* **GIVEN REQUEST**
Look for the string "icon" in every line, and copy each line that has it.

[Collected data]
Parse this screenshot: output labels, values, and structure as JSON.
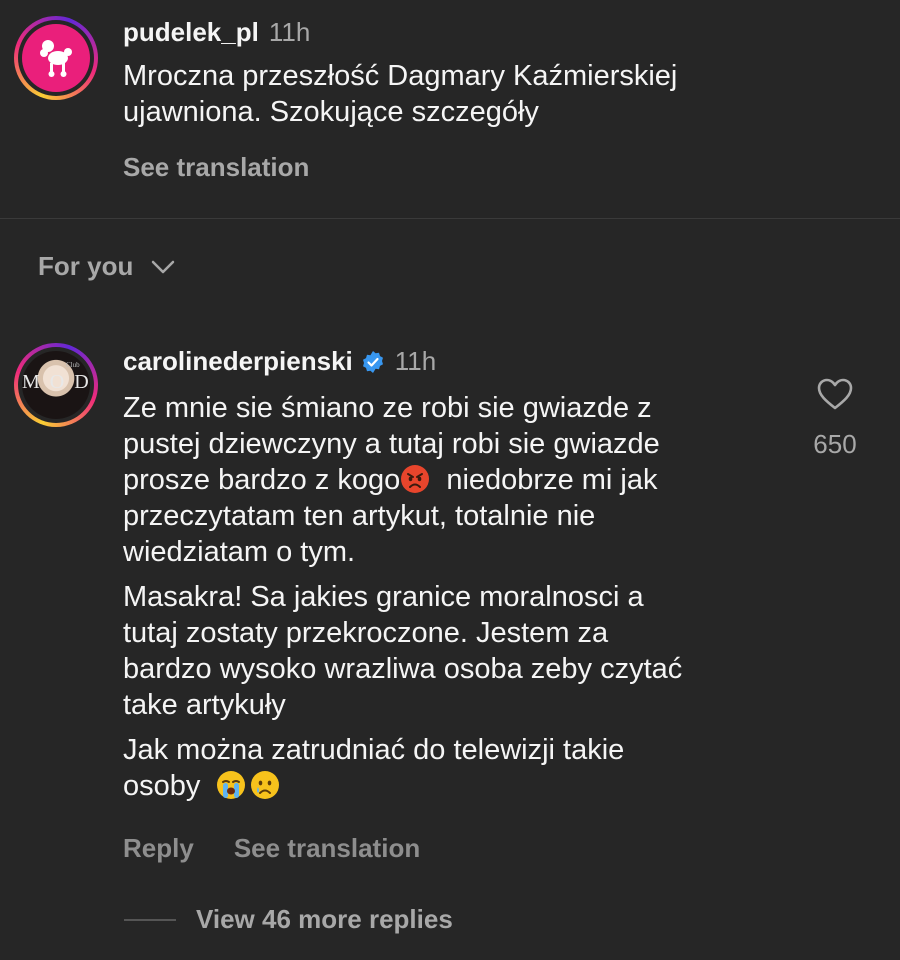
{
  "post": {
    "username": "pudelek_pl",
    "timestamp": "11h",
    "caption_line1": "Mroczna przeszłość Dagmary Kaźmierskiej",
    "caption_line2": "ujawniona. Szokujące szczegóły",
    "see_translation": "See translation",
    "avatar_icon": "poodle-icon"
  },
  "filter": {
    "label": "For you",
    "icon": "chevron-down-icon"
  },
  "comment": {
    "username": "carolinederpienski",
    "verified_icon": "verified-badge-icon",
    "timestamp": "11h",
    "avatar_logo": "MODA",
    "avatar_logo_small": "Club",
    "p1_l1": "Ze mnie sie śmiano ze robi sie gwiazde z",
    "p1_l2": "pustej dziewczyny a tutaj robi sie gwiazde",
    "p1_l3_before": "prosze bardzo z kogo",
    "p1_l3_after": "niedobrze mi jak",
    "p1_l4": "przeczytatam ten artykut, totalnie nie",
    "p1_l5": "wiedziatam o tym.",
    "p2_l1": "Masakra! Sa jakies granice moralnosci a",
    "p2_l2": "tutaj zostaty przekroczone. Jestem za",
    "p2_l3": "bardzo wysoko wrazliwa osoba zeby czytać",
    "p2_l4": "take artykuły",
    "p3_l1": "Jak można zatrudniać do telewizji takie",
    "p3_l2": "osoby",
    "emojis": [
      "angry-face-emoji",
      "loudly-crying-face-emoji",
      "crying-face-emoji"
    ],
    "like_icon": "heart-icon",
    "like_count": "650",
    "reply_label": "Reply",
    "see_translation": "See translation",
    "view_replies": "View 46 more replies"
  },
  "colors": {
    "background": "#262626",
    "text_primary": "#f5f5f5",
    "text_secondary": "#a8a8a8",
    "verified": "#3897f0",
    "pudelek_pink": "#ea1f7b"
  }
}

* **FINISHED ANSWER**
    "avatar_icon": "poodle-icon"
    "icon": "chevron-down-icon"
    "verified_icon": "verified-badge-icon",
    "like_icon": "heart-icon",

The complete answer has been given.